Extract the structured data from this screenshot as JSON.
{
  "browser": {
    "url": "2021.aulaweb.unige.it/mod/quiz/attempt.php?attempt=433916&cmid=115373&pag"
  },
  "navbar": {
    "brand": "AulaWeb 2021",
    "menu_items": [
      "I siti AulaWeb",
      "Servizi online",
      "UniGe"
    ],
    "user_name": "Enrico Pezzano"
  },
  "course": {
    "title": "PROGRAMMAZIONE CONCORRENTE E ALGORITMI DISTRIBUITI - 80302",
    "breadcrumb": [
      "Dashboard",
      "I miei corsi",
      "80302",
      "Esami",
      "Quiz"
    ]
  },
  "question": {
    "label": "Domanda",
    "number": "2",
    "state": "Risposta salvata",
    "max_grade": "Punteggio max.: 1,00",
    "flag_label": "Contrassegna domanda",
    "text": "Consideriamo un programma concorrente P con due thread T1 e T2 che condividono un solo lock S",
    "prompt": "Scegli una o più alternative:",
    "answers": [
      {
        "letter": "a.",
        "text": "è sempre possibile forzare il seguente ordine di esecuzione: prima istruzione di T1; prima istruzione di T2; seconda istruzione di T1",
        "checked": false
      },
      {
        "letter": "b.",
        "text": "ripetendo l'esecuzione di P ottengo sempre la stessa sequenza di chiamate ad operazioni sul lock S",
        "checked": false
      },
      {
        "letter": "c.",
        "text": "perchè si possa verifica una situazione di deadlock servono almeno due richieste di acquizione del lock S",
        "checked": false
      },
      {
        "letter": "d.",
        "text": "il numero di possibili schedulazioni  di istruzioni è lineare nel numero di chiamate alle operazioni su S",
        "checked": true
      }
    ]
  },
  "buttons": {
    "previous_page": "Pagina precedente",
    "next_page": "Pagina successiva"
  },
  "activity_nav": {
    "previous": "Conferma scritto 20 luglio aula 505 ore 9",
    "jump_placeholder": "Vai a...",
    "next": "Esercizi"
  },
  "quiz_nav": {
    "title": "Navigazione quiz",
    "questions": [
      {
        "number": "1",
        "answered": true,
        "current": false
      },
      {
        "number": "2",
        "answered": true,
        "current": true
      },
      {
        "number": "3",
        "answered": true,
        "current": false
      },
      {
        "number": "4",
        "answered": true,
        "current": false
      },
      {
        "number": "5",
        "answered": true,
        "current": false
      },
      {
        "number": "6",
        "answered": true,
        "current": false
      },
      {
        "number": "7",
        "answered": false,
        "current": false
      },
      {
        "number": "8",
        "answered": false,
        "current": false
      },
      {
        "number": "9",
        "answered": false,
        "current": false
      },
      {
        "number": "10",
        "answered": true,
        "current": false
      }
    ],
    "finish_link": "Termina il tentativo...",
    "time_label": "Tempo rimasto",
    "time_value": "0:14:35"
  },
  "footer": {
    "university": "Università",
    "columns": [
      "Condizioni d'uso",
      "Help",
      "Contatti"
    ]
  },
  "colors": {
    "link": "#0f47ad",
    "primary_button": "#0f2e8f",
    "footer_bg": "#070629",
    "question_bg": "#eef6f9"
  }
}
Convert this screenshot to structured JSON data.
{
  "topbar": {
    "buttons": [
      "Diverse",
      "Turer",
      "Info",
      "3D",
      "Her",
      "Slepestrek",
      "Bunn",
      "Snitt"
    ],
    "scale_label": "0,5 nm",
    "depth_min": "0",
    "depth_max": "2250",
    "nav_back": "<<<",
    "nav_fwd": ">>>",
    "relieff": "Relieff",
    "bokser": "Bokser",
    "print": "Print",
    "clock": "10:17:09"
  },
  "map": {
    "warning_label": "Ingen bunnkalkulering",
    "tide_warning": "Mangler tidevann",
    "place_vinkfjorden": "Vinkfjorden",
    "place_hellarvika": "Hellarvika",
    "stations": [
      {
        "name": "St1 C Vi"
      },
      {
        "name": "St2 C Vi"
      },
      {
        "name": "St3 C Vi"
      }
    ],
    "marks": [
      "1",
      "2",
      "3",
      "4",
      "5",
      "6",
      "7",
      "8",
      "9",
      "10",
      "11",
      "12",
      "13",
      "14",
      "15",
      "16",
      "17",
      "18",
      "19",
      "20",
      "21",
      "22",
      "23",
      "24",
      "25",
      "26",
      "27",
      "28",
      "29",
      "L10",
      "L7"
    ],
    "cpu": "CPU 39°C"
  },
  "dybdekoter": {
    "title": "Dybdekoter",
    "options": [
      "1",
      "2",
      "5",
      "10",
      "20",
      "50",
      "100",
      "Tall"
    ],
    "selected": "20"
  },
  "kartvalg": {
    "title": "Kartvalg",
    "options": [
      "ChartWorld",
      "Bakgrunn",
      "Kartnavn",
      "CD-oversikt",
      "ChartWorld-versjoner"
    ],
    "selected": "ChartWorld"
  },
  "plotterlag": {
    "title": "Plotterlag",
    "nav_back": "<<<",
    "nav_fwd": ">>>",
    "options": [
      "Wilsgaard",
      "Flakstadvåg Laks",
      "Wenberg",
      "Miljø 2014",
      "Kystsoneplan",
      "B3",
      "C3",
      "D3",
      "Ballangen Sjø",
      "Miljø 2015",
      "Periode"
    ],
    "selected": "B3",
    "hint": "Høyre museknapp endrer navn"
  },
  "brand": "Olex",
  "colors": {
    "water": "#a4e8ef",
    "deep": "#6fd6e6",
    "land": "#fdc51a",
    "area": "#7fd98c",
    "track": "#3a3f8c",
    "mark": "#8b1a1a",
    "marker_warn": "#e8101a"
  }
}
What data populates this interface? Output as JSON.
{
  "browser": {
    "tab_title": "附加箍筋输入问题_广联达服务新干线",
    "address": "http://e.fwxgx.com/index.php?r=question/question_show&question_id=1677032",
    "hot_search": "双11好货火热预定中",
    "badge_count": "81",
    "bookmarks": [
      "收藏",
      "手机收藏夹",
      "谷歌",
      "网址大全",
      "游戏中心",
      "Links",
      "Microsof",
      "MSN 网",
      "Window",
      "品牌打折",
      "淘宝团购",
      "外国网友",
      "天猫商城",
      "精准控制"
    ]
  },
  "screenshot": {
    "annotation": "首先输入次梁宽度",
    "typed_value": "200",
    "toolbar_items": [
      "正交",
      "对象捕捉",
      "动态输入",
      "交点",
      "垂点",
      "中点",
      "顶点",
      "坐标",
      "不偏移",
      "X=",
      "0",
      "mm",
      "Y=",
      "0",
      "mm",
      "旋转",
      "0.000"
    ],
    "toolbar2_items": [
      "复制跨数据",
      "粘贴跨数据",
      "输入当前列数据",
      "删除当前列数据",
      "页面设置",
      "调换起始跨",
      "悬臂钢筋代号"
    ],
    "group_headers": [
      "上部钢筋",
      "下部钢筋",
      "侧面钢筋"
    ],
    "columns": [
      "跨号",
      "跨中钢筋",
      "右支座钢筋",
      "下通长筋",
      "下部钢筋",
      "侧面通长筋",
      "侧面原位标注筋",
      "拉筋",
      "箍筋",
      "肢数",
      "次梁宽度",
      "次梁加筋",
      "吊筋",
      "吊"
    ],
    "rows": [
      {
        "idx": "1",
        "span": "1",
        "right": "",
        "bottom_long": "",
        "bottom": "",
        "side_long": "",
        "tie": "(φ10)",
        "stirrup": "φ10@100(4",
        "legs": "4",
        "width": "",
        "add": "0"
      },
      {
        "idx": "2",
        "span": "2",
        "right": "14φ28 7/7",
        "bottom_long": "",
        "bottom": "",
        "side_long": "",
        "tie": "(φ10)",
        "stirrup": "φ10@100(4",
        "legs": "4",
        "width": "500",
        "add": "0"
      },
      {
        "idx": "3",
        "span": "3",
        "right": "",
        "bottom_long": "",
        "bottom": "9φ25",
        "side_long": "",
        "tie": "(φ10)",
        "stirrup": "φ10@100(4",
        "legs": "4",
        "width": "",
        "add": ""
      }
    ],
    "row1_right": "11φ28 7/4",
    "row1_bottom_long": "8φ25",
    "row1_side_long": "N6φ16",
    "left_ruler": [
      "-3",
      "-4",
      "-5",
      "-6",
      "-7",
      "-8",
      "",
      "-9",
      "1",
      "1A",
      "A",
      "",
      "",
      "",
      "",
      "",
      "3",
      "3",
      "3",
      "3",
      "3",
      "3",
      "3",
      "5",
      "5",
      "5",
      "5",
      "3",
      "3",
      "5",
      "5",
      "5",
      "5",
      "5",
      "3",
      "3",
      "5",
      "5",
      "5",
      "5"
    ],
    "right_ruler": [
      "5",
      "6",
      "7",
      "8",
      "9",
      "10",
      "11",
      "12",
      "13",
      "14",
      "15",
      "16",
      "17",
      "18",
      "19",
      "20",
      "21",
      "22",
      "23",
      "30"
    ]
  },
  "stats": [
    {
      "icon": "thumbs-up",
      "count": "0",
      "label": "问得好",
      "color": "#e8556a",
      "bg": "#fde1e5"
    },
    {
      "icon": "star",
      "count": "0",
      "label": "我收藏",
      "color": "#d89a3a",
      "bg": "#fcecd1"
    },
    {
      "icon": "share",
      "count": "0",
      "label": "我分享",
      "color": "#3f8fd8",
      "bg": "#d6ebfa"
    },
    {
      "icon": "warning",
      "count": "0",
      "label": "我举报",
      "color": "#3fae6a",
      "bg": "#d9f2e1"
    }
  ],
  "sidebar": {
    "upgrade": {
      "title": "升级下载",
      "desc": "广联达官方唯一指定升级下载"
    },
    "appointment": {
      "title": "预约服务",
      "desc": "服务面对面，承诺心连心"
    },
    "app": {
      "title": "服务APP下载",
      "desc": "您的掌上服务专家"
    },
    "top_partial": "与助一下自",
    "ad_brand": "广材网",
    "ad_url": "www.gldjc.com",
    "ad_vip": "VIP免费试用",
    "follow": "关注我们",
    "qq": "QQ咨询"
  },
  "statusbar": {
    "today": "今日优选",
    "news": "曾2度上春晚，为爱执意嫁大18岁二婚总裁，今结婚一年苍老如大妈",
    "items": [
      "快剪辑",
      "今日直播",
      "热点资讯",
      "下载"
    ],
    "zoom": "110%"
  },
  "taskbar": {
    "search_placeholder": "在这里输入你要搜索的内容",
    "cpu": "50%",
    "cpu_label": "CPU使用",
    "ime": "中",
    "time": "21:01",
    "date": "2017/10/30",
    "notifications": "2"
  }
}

- [Exercise instructions]: Find the word "text" in the records and pull out each line that has it.

- [Output for this exercise]:
    "text": "Consideriamo un programma concorrente P con due thread T1 e T2 che condividono un solo lock S",
        "text": "è sempre possibile forzare il seguente ordine di esecuzione: prima istruzione di T1; prima istruzione di T2; seconda istruzione di T1",
        "text": "ripetendo l'esecuzione di P ottengo sempre la stessa sequenza di chiamate ad operazioni sul lock S",
        "text": "perchè si possa verifica una situazione di deadlock servono almeno due richieste di acquizione del lock S",
        "text": "il numero di possibili schedulazioni  di istruzioni è lineare nel numero di chiamate alle operazioni su S",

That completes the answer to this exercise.